(Saved data entries)
------------------------------------------------------------
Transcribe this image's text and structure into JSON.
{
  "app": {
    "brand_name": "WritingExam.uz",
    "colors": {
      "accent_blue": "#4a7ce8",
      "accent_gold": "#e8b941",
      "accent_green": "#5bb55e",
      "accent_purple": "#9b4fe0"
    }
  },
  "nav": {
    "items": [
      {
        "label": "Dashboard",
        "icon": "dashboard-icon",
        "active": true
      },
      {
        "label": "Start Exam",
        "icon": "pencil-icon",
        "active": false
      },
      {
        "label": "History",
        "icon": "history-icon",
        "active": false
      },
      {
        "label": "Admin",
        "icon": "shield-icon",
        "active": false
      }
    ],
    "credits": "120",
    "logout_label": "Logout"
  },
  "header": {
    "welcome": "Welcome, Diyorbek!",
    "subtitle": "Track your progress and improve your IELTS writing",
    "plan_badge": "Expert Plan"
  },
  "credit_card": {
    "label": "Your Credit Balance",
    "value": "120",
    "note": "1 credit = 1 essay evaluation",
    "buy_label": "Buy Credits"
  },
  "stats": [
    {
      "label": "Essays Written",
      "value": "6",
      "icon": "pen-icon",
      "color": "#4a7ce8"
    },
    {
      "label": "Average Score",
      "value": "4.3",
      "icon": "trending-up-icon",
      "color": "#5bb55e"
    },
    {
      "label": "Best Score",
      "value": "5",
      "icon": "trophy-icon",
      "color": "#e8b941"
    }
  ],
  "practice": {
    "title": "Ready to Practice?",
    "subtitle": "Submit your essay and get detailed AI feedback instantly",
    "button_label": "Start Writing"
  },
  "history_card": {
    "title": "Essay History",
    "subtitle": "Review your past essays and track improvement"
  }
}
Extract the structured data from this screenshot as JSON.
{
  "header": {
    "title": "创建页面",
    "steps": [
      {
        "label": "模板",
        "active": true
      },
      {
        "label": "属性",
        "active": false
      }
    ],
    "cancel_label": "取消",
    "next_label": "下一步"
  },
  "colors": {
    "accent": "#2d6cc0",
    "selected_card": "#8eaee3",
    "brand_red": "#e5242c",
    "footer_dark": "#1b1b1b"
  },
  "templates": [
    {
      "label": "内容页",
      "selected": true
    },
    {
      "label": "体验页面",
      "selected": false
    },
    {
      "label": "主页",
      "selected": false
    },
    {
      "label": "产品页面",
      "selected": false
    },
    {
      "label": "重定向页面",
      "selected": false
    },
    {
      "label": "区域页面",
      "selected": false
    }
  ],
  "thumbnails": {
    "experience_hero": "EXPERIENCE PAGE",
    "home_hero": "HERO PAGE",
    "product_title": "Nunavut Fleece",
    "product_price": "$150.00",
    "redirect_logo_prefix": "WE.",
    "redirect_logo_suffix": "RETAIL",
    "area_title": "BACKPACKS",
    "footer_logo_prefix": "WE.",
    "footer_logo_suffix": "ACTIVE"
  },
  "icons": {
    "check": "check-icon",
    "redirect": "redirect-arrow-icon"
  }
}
------------------------------------------------------------
= AIM OF THE TASK =
Every line above should be retyped exactly as given.

= ANSWER TO THIS PROBLEM =
Transcribe this image's text and structure into JSON.
{
  "app": {
    "brand_name": "WritingExam.uz",
    "colors": {
      "accent_blue": "#4a7ce8",
      "accent_gold": "#e8b941",
      "accent_green": "#5bb55e",
      "accent_purple": "#9b4fe0"
    }
  },
  "nav": {
    "items": [
      {
        "label": "Dashboard",
        "icon": "dashboard-icon",
        "active": true
      },
      {
        "label": "Start Exam",
        "icon": "pencil-icon",
        "active": false
      },
      {
        "label": "History",
        "icon": "history-icon",
        "active": false
      },
      {
        "label": "Admin",
        "icon": "shield-icon",
        "active": false
      }
    ],
    "credits": "120",
    "logout_label": "Logout"
  },
  "header": {
    "welcome": "Welcome, Diyorbek!",
    "subtitle": "Track your progress and improve your IELTS writing",
    "plan_badge": "Expert Plan"
  },
  "credit_card": {
    "label": "Your Credit Balance",
    "value": "120",
    "note": "1 credit = 1 essay evaluation",
    "buy_label": "Buy Credits"
  },
  "stats": [
    {
      "label": "Essays Written",
      "value": "6",
      "icon": "pen-icon",
      "color": "#4a7ce8"
    },
    {
      "label": "Average Score",
      "value": "4.3",
      "icon": "trending-up-icon",
      "color": "#5bb55e"
    },
    {
      "label": "Best Score",
      "value": "5",
      "icon": "trophy-icon",
      "color": "#e8b941"
    }
  ],
  "practice": {
    "title": "Ready to Practice?",
    "subtitle": "Submit your essay and get detailed AI feedback instantly",
    "button_label": "Start Writing"
  },
  "history_card": {
    "title": "Essay History",
    "subtitle": "Review your past essays and track improvement"
  }
}
Extract the structured data from this screenshot as JSON.
{
  "header": {
    "title": "创建页面",
    "steps": [
      {
        "label": "模板",
        "active": true
      },
      {
        "label": "属性",
        "active": false
      }
    ],
    "cancel_label": "取消",
    "next_label": "下一步"
  },
  "colors": {
    "accent": "#2d6cc0",
    "selected_card": "#8eaee3",
    "brand_red": "#e5242c",
    "footer_dark": "#1b1b1b"
  },
  "templates": [
    {
      "label": "内容页",
      "selected": true
    },
    {
      "label": "体验页面",
      "selected": false
    },
    {
      "label": "主页",
      "selected": false
    },
    {
      "label": "产品页面",
      "selected": false
    },
    {
      "label": "重定向页面",
      "selected": false
    },
    {
      "label": "区域页面",
      "selected": false
    }
  ],
  "thumbnails": {
    "experience_hero": "EXPERIENCE PAGE",
    "home_hero": "HERO PAGE",
    "product_title": "Nunavut Fleece",
    "product_price": "$150.00",
    "redirect_logo_prefix": "WE.",
    "redirect_logo_suffix": "RETAIL",
    "area_title": "BACKPACKS",
    "footer_logo_prefix": "WE.",
    "footer_logo_suffix": "ACTIVE"
  },
  "icons": {
    "check": "check-icon",
    "redirect": "redirect-arrow-icon"
  }
}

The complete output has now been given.